### Supplied information
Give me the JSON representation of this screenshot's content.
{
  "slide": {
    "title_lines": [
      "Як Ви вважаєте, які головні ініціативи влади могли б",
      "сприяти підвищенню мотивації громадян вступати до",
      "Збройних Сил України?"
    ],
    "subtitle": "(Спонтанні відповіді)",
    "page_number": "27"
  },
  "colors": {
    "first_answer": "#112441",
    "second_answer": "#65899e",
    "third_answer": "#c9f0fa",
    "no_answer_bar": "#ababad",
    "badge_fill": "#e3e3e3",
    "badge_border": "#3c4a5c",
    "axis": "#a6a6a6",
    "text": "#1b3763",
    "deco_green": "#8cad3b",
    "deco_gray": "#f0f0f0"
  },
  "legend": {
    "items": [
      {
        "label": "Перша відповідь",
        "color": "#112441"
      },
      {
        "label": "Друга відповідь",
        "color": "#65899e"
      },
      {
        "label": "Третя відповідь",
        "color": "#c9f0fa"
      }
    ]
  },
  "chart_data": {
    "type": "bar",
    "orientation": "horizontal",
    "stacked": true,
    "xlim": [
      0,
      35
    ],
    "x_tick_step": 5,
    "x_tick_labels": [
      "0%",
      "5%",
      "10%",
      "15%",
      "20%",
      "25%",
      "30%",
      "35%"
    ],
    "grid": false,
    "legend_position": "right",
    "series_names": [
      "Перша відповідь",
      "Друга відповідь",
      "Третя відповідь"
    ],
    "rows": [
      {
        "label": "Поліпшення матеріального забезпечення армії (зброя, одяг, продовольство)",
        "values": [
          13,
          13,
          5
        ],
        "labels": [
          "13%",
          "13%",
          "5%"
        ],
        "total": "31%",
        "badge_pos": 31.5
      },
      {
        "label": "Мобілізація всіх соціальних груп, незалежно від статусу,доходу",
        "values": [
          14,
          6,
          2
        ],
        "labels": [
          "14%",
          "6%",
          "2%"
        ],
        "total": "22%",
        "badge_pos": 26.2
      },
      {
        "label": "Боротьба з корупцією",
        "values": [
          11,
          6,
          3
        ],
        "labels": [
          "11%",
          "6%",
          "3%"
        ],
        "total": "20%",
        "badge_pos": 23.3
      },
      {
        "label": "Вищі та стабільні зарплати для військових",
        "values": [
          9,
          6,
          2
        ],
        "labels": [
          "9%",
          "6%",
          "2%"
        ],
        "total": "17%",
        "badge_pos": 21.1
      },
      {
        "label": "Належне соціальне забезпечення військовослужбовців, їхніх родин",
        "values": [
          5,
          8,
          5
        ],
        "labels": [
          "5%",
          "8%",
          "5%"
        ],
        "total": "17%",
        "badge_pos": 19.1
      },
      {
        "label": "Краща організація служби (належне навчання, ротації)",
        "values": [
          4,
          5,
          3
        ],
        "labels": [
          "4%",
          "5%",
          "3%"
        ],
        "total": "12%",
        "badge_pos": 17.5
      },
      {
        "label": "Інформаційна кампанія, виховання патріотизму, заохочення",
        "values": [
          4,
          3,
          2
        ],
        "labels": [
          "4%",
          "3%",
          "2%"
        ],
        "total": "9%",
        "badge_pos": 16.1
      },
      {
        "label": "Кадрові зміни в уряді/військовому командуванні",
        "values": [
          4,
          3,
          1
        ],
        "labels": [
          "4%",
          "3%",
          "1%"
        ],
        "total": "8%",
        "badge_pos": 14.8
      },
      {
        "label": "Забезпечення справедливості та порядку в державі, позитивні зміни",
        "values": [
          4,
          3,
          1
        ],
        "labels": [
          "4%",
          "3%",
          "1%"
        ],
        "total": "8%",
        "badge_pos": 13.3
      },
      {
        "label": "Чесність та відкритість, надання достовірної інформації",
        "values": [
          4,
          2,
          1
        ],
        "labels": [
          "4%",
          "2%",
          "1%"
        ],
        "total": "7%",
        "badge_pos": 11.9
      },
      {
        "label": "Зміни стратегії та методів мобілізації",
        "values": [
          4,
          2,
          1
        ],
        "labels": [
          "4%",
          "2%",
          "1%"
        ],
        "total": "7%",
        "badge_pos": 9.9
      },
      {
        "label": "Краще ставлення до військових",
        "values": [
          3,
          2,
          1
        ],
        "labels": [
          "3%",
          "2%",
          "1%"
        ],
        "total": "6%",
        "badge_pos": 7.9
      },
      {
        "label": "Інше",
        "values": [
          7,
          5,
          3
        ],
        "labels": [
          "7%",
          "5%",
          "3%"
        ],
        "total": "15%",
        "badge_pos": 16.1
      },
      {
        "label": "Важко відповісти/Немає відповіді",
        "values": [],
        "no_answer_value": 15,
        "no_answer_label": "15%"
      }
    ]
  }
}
######
(Exercise):
Retype every record above exactly as it appears.

(Result of the task):
Give me the JSON representation of this screenshot's content.
{
  "slide": {
    "title_lines": [
      "Як Ви вважаєте, які головні ініціативи влади могли б",
      "сприяти підвищенню мотивації громадян вступати до",
      "Збройних Сил України?"
    ],
    "subtitle": "(Спонтанні відповіді)",
    "page_number": "27"
  },
  "colors": {
    "first_answer": "#112441",
    "second_answer": "#65899e",
    "third_answer": "#c9f0fa",
    "no_answer_bar": "#ababad",
    "badge_fill": "#e3e3e3",
    "badge_border": "#3c4a5c",
    "axis": "#a6a6a6",
    "text": "#1b3763",
    "deco_green": "#8cad3b",
    "deco_gray": "#f0f0f0"
  },
  "legend": {
    "items": [
      {
        "label": "Перша відповідь",
        "color": "#112441"
      },
      {
        "label": "Друга відповідь",
        "color": "#65899e"
      },
      {
        "label": "Третя відповідь",
        "color": "#c9f0fa"
      }
    ]
  },
  "chart_data": {
    "type": "bar",
    "orientation": "horizontal",
    "stacked": true,
    "xlim": [
      0,
      35
    ],
    "x_tick_step": 5,
    "x_tick_labels": [
      "0%",
      "5%",
      "10%",
      "15%",
      "20%",
      "25%",
      "30%",
      "35%"
    ],
    "grid": false,
    "legend_position": "right",
    "series_names": [
      "Перша відповідь",
      "Друга відповідь",
      "Третя відповідь"
    ],
    "rows": [
      {
        "label": "Поліпшення матеріального забезпечення армії (зброя, одяг, продовольство)",
        "values": [
          13,
          13,
          5
        ],
        "labels": [
          "13%",
          "13%",
          "5%"
        ],
        "total": "31%",
        "badge_pos": 31.5
      },
      {
        "label": "Мобілізація всіх соціальних груп, незалежно від статусу,доходу",
        "values": [
          14,
          6,
          2
        ],
        "labels": [
          "14%",
          "6%",
          "2%"
        ],
        "total": "22%",
        "badge_pos": 26.2
      },
      {
        "label": "Боротьба з корупцією",
        "values": [
          11,
          6,
          3
        ],
        "labels": [
          "11%",
          "6%",
          "3%"
        ],
        "total": "20%",
        "badge_pos": 23.3
      },
      {
        "label": "Вищі та стабільні зарплати для військових",
        "values": [
          9,
          6,
          2
        ],
        "labels": [
          "9%",
          "6%",
          "2%"
        ],
        "total": "17%",
        "badge_pos": 21.1
      },
      {
        "label": "Належне соціальне забезпечення військовослужбовців, їхніх родин",
        "values": [
          5,
          8,
          5
        ],
        "labels": [
          "5%",
          "8%",
          "5%"
        ],
        "total": "17%",
        "badge_pos": 19.1
      },
      {
        "label": "Краща організація служби (належне навчання, ротації)",
        "values": [
          4,
          5,
          3
        ],
        "labels": [
          "4%",
          "5%",
          "3%"
        ],
        "total": "12%",
        "badge_pos": 17.5
      },
      {
        "label": "Інформаційна кампанія, виховання патріотизму, заохочення",
        "values": [
          4,
          3,
          2
        ],
        "labels": [
          "4%",
          "3%",
          "2%"
        ],
        "total": "9%",
        "badge_pos": 16.1
      },
      {
        "label": "Кадрові зміни в уряді/військовому командуванні",
        "values": [
          4,
          3,
          1
        ],
        "labels": [
          "4%",
          "3%",
          "1%"
        ],
        "total": "8%",
        "badge_pos": 14.8
      },
      {
        "label": "Забезпечення справедливості та порядку в державі, позитивні зміни",
        "values": [
          4,
          3,
          1
        ],
        "labels": [
          "4%",
          "3%",
          "1%"
        ],
        "total": "8%",
        "badge_pos": 13.3
      },
      {
        "label": "Чесність та відкритість, надання достовірної інформації",
        "values": [
          4,
          2,
          1
        ],
        "labels": [
          "4%",
          "2%",
          "1%"
        ],
        "total": "7%",
        "badge_pos": 11.9
      },
      {
        "label": "Зміни стратегії та методів мобілізації",
        "values": [
          4,
          2,
          1
        ],
        "labels": [
          "4%",
          "2%",
          "1%"
        ],
        "total": "7%",
        "badge_pos": 9.9
      },
      {
        "label": "Краще ставлення до військових",
        "values": [
          3,
          2,
          1
        ],
        "labels": [
          "3%",
          "2%",
          "1%"
        ],
        "total": "6%",
        "badge_pos": 7.9
      },
      {
        "label": "Інше",
        "values": [
          7,
          5,
          3
        ],
        "labels": [
          "7%",
          "5%",
          "3%"
        ],
        "total": "15%",
        "badge_pos": 16.1
      },
      {
        "label": "Важко відповісти/Немає відповіді",
        "values": [],
        "no_answer_value": 15,
        "no_answer_label": "15%"
      }
    ]
  }
}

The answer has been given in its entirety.